[Start Passage shown]
The PPF is seeking views on two significant areas in the draft levy rules: asset-backed contributions (ABCs) and mortgage age. Consultation on these two issues forms part of the broader consultation on the new draft rules and runs until 13 November 2014.
The PPF's previous proposals to change the treatment of ABCs for levy purposes were criticised by several respondents, particularly regarding the proposed limiting of recognition to UK property-based ABCs. The PPF's revised proposal is that:
- there will be no restriction on the type of underlying asset that can be used, “provided the ABC is valued in a way that reflects the value to the PPF in the event of insolvency”;
- the PPF expect trustees to certify the lower of
- the insolvency value of the interest in the special purpose vehicle; and
- the fair value reported in the most recent scheme accounts.
- The lower of the two values will be used in the risk-based levy calculation. Trustees will also have to confirm the fair value as at the section 179 valuation date;
- the asset will need to be valued by “an appropriate professional” on an insolvency basis, meeting certain basic requirements prescribed by the PPF and “prepared on a basis on which the trustee and the PPF can rely”.
This will need to be supported by a legal opinion on the contractual arrangements that attach to the asset, and the trustees' rights under those contracts. The report produced (and any advice which has fed into it) must state explicitly that the valuation “can be relied upon by the Board for levy calculation purposes”. The PPF considers that this will create a duty of care to the PPF.
Draft guidance on ABCs has been produced along with a sample ABC certificate.
The variable in the Experian model which received the most comments in the consultation was that based on the age of the most recently secured charge, referred to as the “mortgage age” test. The PPF states that Experian's analysis showed this to be a highly predictive variable, illustrated by the fact that companies without a charge have around a third of the failure rate of companies with a charge. New charges represent a particular risk.
Although the variable will be retained, the PPF is consulting on whether certain mortgages will be regarded as material for the purposes of the model, and what evidence should be adduced to show this. The PPF proposes to exclude from consideration certain charges that are less likely to be reflective of heightened risk, such as rent deposit deeds and charges in favour of the pension scheme. The consultation proposes a number of situations where mortgage charges should not be taken into account in the risk-based levy calculation.
The PPF proposes two methods to assess materiality:
- a test comparing the size of the charge with the resources of the business. The PPF proposes to set a threshold of 0.5 per cent of total assets as shown in the chargor's latest filed accounts. Where there is more than one mortgage, the consultation proposes that it should be possible to certify more than one mortgage as immaterial provided that, collectively they are within the materiality threshold of 0.5 per cent of total assets. However, each charge that an employer wishes to exclude would need to be identified and considered individually; and
- a test focused on access to capital markets through an investment grade credit rating.
Employers will be able self-report and inform the PPF of relevant charges at any time between the end of December 2014 (when it is likely the new proposals will be finalised) and 31 March 2015.
Issues for schemes and information deadlines
The PPF has improved the web facility by which schemes can track their score. This will enable them to engage with Experian to understand their score, before the scores are used from 31 October 2014. The majority of the levy management tools which were available under the “old” system continue to apply. Any scheme wishing to use a contingent asset between now and December 2014 should use the existing version of the relevant contingent asset form.
[End Passage shown]
Stated problem
Please list every full date (day, month and year) that appears in the passage on the PPF draft levy rules, in the order they appear.
[Start Recorded data]
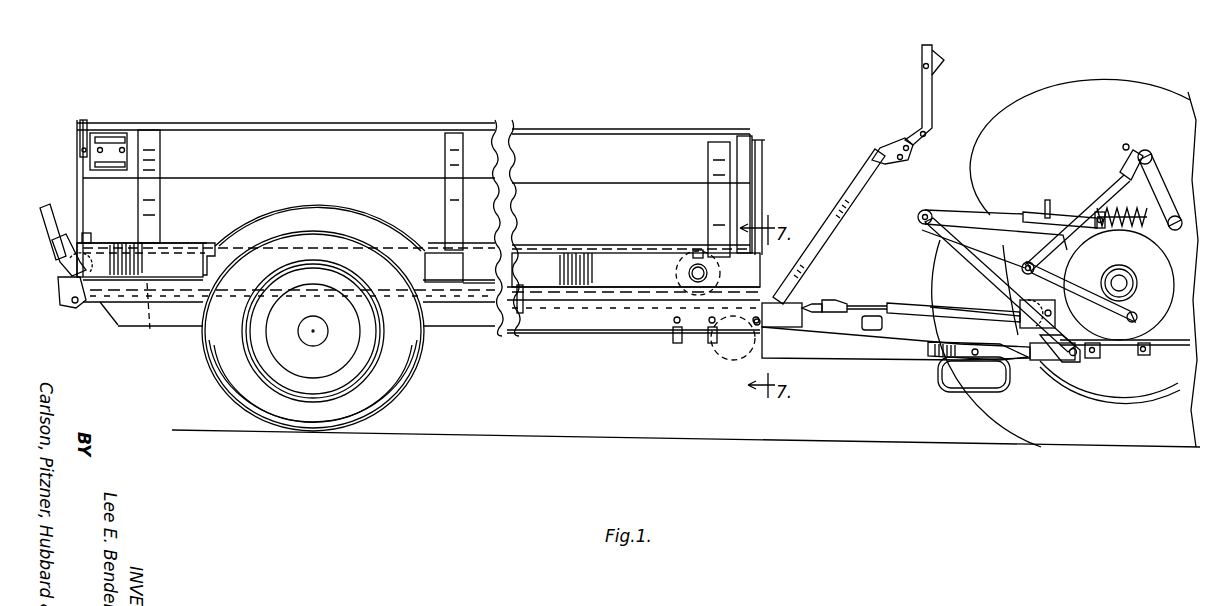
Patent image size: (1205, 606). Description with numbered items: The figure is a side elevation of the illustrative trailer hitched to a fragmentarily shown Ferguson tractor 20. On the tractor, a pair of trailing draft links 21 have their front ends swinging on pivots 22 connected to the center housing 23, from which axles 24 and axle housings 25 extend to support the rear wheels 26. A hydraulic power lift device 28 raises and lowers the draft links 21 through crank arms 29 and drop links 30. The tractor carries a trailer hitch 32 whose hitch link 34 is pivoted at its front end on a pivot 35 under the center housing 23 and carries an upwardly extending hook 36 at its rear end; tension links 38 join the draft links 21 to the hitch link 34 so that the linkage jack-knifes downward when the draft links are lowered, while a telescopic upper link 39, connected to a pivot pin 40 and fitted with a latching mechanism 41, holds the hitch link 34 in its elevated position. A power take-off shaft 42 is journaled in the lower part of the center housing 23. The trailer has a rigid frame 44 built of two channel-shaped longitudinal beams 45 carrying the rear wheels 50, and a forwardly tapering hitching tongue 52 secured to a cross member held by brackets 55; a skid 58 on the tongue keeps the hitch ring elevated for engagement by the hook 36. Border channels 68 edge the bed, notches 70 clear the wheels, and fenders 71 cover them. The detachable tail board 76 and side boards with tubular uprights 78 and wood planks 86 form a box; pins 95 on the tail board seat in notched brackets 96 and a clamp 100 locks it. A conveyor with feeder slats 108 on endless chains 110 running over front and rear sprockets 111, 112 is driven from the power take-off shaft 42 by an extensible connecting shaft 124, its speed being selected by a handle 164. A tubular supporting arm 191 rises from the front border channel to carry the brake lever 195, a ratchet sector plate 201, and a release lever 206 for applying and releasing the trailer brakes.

The tractor 20 is at (1136, 94).
The draft links 21 is at (1085, 298).
The pivots 22 is at (1138, 315).
The center housing 23 is at (1145, 333).
The axles 24 is at (1128, 280).
The axle housings 25 is at (1134, 284).
The rear wheels 26 is at (950, 206).
The hydraulic power lift device 28 is at (1165, 167).
The crank arms 29 is at (1168, 200).
The drop links 30 is at (1108, 208).
The trailer hitch 32 is at (1060, 370).
The hitch link 34 is at (1112, 377).
The pivot 35 is at (1145, 348).
The hook 36 is at (1050, 362).
The tension links 38 is at (990, 292).
The telescopic upper link 39 is at (1000, 212).
The pivot pin 40 is at (1103, 229).
The latching mechanism 41 is at (1044, 204).
The power take-off shaft 42 is at (1055, 307).
The frame 44 is at (455, 335).
The beams 45 is at (596, 332).
The rear wheels 50 is at (288, 434).
The hitching tongue 52 is at (903, 354).
The brackets 55 is at (722, 346).
The skid 58 is at (978, 379).
The border channels 68 is at (172, 255).
The notches 70 is at (218, 244).
The fenders 71 is at (388, 228).
The tail board 76 is at (72, 155).
The uprights 78 is at (155, 175).
The wood planks 86 is at (752, 205).
The pins 95 is at (85, 122).
The brackets 96 is at (112, 148).
The clamp 100 is at (97, 229).
The feeder slats 108 is at (672, 248).
The conveyor chains 110 is at (135, 315).
The front sprockets 111 is at (688, 274).
The rear sprockets 112 is at (56, 252).
The connecting shaft 124 is at (912, 308).
The handle 164 is at (46, 205).
The supporting arm 191 is at (832, 240).
The brake lever 195 is at (930, 128).
The ratchet sector plate 201 is at (902, 133).
The release lever 206 is at (944, 58).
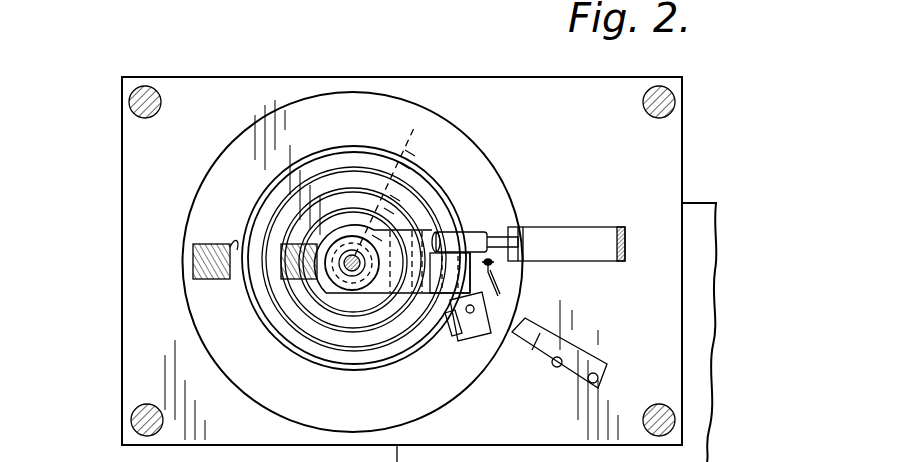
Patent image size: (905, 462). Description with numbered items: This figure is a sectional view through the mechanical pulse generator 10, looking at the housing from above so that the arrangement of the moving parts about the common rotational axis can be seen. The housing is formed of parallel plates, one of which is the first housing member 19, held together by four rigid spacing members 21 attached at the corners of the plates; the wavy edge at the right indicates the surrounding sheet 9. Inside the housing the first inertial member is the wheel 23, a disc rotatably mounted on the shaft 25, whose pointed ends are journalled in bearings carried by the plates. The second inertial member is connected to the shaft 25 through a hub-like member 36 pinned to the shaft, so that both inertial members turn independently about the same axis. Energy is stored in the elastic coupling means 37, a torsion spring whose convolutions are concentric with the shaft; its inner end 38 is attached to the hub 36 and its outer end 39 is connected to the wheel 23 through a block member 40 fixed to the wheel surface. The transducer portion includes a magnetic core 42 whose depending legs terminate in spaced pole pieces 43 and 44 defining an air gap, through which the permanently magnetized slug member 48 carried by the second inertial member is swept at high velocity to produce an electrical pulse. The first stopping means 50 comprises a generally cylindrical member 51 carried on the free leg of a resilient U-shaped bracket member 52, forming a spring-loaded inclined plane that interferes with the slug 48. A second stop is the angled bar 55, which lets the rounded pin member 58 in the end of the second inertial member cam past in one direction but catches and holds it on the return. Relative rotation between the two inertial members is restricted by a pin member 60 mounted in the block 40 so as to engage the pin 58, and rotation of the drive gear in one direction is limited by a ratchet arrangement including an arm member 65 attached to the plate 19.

The pulse generator 10 is at (200, 60).
The first housing member 19 is at (135, 295).
The sheet 9 is at (700, 262).
The rigid spacing members 21 is at (140, 102).
The wheel 23 is at (460, 150).
The elastic coupling means 37 is at (262, 323).
The hub-like member 36 is at (352, 272).
The slug member 48 is at (368, 312).
The shaft 25 is at (353, 272).
The inner end of spring 38 is at (385, 183).
The magnetic core 42 is at (192, 260).
The pole piece 43 is at (233, 248).
The pole piece 44 is at (281, 245).
The first stopping means 50 is at (480, 230).
The member 51 is at (495, 236).
The resilient bracket member 52 is at (582, 232).
The bar 55 is at (498, 297).
The pin member 58 is at (472, 271).
The pin member 60 is at (488, 307).
The block member 40 is at (458, 336).
The outer end of spring 39 is at (438, 340).
The arm member 65 is at (524, 343).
[End Recorded data]
Result
13 November 2014
31 March 2015
31 October 2014